Your task ->
Quote, word for word, the line containing "Parse this screenshot: output" and all lines that follow it to the end of the records, with no pictures.

Entries ->
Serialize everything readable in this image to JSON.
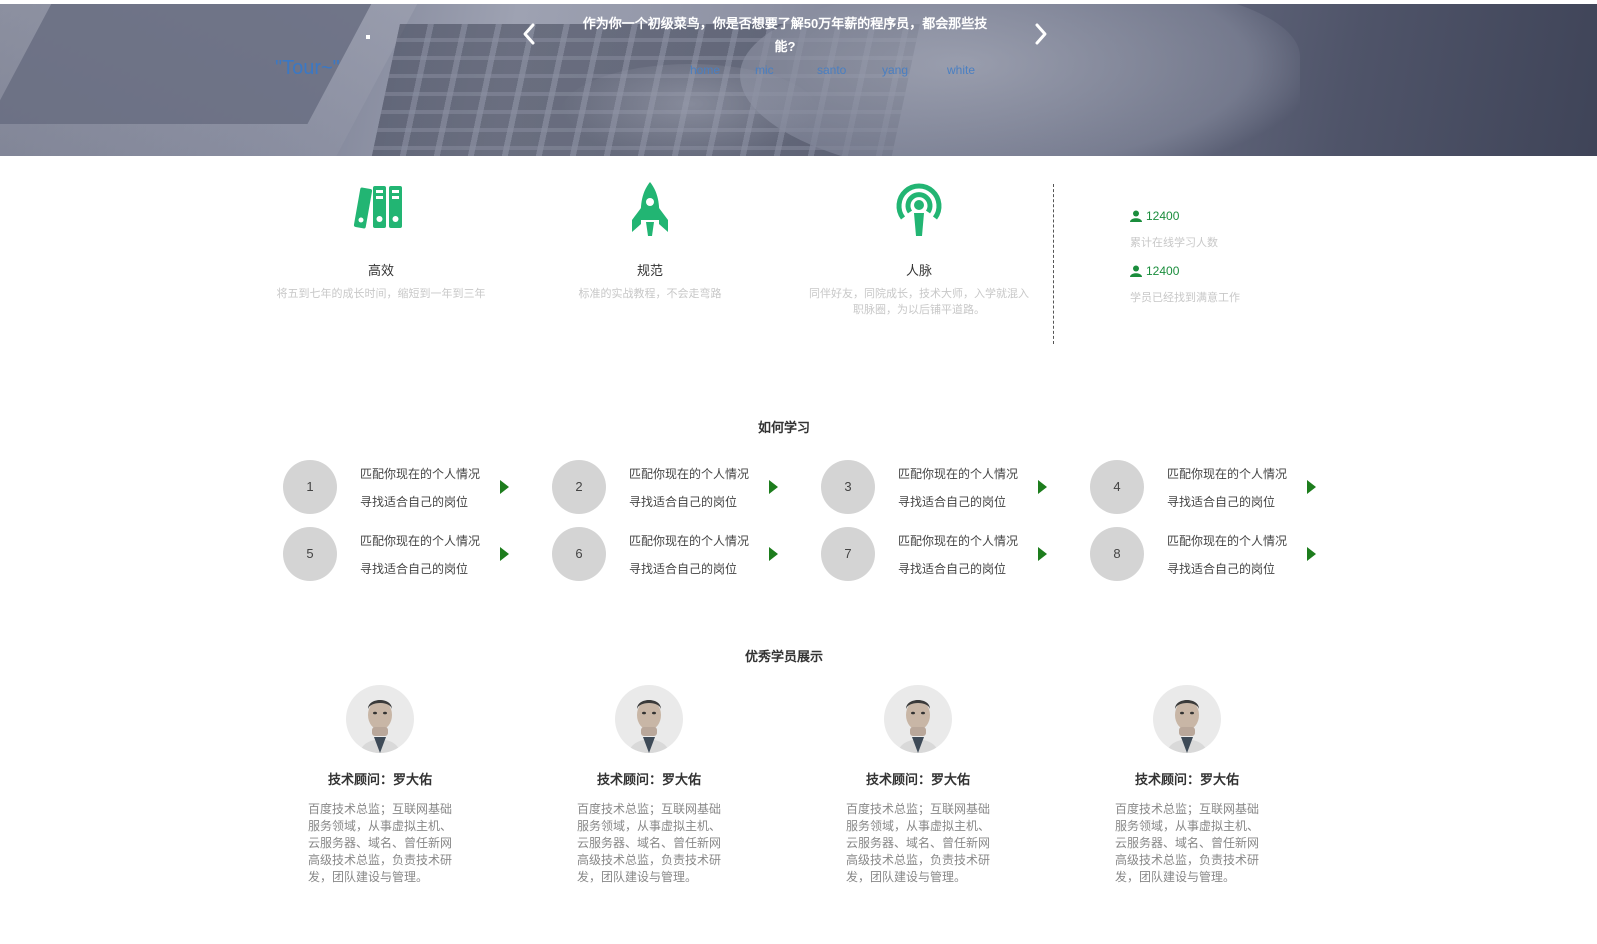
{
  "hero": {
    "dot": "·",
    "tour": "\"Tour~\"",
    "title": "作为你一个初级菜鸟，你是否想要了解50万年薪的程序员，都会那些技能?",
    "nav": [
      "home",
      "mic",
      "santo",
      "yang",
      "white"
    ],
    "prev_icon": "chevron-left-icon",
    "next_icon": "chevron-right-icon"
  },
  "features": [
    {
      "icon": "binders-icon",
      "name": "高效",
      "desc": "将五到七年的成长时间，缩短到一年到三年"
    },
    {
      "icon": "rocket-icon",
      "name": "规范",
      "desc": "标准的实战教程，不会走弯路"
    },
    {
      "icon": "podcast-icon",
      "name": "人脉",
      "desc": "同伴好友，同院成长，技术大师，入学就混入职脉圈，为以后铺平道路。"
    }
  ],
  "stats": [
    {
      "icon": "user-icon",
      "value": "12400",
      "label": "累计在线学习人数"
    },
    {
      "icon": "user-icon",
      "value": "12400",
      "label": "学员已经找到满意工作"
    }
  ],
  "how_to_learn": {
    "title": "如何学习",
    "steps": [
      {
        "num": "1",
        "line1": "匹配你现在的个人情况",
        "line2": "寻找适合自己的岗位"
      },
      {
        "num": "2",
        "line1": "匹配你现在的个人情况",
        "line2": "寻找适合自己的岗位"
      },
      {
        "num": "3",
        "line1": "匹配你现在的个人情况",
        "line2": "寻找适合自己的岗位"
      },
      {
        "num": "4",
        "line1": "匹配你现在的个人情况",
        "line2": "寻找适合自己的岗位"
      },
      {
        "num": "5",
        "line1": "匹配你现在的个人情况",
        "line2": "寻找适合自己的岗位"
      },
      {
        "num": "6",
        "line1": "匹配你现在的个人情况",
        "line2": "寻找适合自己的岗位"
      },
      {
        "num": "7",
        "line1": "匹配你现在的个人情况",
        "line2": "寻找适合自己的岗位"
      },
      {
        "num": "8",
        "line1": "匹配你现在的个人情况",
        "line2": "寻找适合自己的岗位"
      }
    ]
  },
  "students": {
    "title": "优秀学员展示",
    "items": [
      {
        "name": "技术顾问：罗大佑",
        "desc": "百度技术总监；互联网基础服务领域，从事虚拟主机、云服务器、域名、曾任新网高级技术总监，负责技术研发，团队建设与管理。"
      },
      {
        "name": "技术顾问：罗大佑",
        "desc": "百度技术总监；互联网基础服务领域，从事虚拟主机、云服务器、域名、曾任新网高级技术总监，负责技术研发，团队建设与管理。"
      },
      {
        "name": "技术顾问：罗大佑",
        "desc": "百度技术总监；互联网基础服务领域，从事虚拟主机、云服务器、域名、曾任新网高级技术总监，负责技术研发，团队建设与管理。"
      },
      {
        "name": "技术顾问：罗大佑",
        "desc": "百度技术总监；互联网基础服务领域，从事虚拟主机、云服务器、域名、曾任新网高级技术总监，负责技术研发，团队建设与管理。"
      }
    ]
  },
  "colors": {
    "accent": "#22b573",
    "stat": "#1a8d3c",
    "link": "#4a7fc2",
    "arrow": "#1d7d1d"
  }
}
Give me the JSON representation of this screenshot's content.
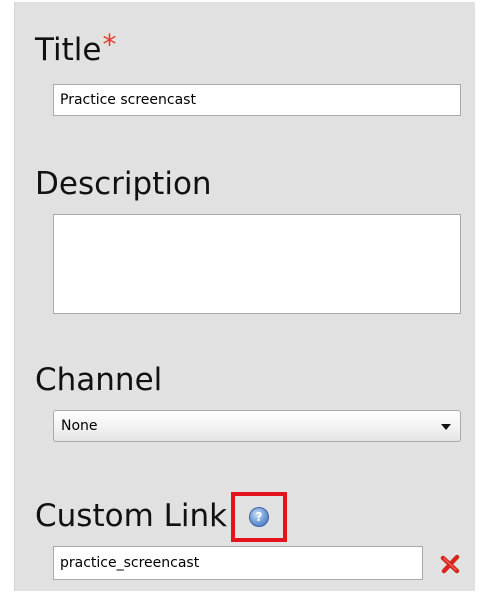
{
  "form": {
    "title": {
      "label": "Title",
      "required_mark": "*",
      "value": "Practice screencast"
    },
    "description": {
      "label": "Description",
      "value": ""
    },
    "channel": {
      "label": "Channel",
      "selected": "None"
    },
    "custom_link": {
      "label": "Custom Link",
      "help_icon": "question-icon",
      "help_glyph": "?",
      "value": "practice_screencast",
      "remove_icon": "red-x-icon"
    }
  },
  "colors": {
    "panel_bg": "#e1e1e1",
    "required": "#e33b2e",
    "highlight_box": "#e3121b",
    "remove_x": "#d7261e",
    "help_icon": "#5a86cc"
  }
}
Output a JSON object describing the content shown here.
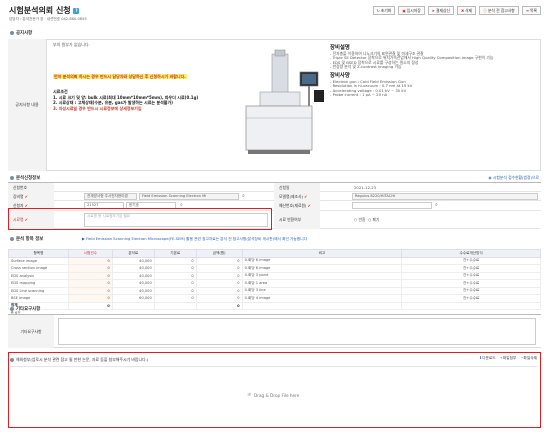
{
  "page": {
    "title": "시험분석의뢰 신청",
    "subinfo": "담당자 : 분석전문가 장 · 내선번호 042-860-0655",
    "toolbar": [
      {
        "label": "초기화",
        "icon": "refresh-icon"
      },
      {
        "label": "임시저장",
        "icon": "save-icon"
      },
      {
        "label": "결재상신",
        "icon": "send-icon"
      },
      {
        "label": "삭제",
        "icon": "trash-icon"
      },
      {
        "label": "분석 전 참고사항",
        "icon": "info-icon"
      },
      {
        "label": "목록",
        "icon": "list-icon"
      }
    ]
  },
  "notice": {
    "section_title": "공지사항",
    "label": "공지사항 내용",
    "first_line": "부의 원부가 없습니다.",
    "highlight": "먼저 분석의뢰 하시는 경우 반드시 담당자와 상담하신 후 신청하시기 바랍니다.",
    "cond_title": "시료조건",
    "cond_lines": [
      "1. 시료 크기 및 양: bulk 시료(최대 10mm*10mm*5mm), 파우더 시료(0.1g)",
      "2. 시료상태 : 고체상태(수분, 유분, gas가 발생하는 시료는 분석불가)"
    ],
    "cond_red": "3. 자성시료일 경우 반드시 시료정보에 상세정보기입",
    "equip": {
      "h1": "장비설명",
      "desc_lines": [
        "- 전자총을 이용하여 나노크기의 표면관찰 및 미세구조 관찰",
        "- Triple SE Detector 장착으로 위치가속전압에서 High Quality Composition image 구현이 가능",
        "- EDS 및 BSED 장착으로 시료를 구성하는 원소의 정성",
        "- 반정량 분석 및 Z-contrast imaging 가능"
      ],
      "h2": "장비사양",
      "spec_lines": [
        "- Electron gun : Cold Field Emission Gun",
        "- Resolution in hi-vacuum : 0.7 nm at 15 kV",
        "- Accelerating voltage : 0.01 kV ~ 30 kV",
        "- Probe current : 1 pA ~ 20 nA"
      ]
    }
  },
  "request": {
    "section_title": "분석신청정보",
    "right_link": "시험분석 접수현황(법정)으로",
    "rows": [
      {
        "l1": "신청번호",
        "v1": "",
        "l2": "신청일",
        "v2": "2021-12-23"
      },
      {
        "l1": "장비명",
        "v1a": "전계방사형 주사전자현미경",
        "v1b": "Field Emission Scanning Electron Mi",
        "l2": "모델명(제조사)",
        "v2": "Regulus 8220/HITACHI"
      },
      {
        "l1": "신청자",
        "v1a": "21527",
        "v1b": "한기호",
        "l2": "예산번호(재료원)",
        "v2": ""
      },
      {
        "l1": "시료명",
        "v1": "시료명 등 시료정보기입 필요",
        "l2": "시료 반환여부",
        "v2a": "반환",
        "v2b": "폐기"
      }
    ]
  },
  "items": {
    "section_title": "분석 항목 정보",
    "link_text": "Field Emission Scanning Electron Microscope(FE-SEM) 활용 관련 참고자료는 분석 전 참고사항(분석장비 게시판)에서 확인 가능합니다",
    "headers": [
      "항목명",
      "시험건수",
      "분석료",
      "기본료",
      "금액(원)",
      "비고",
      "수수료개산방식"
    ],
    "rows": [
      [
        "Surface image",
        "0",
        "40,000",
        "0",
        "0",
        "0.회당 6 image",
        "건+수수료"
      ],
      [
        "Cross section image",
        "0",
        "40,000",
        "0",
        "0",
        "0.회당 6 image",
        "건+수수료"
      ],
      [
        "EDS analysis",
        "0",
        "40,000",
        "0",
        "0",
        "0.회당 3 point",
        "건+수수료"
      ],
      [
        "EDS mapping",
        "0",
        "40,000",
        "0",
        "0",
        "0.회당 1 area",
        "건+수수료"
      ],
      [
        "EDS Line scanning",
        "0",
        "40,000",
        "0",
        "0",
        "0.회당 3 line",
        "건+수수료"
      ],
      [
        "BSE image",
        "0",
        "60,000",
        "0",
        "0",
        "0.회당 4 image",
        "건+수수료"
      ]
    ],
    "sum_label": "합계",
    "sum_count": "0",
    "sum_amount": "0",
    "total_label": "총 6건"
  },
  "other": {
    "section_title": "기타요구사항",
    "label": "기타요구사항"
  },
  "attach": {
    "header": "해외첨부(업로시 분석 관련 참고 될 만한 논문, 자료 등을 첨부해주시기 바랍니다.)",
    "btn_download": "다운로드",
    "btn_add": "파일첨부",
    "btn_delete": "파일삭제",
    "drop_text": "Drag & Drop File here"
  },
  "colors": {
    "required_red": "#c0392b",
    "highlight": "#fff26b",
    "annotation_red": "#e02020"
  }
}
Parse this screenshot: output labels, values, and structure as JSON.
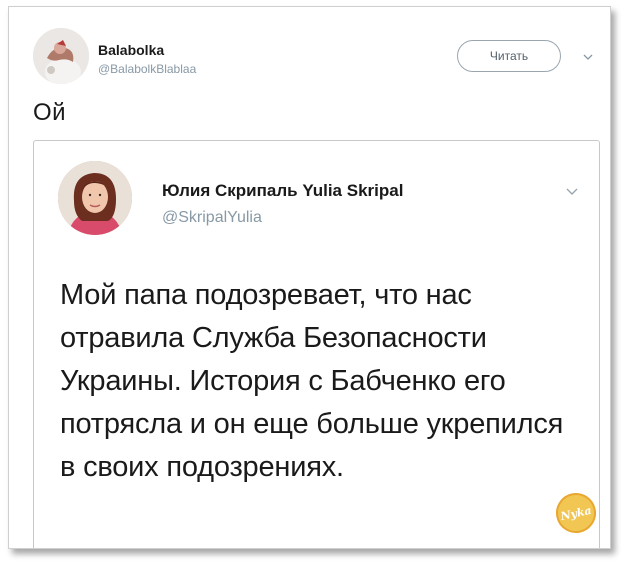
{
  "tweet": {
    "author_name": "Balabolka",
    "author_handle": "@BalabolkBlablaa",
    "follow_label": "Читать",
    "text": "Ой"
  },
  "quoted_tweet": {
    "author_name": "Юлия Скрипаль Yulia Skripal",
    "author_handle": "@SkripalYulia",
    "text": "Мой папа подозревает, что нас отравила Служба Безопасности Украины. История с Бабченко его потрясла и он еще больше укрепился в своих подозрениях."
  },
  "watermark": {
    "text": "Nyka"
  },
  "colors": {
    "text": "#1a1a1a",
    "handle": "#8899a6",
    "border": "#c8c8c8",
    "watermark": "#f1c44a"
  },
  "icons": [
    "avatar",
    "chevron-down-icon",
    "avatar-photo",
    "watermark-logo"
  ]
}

Output for this task ->
Parse this screenshot: output labels, values, and structure as JSON.
{
  "tweet": {
    "author_name": "Balabolka",
    "author_handle": "@BalabolkBlablaa",
    "follow_label": "Читать",
    "text": "Ой"
  },
  "quoted_tweet": {
    "author_name": "Юлия Скрипаль Yulia Skripal",
    "author_handle": "@SkripalYulia",
    "text": "Мой папа подозревает, что нас отравила Служба Безопасности Украины. История с Бабченко его потрясла и он еще больше укрепился в своих подозрениях."
  },
  "watermark": {
    "text": "Nyka"
  },
  "colors": {
    "text": "#1a1a1a",
    "handle": "#8899a6",
    "border": "#c8c8c8",
    "watermark": "#f1c44a"
  },
  "icons": [
    "avatar",
    "chevron-down-icon",
    "avatar-photo",
    "watermark-logo"
  ]
}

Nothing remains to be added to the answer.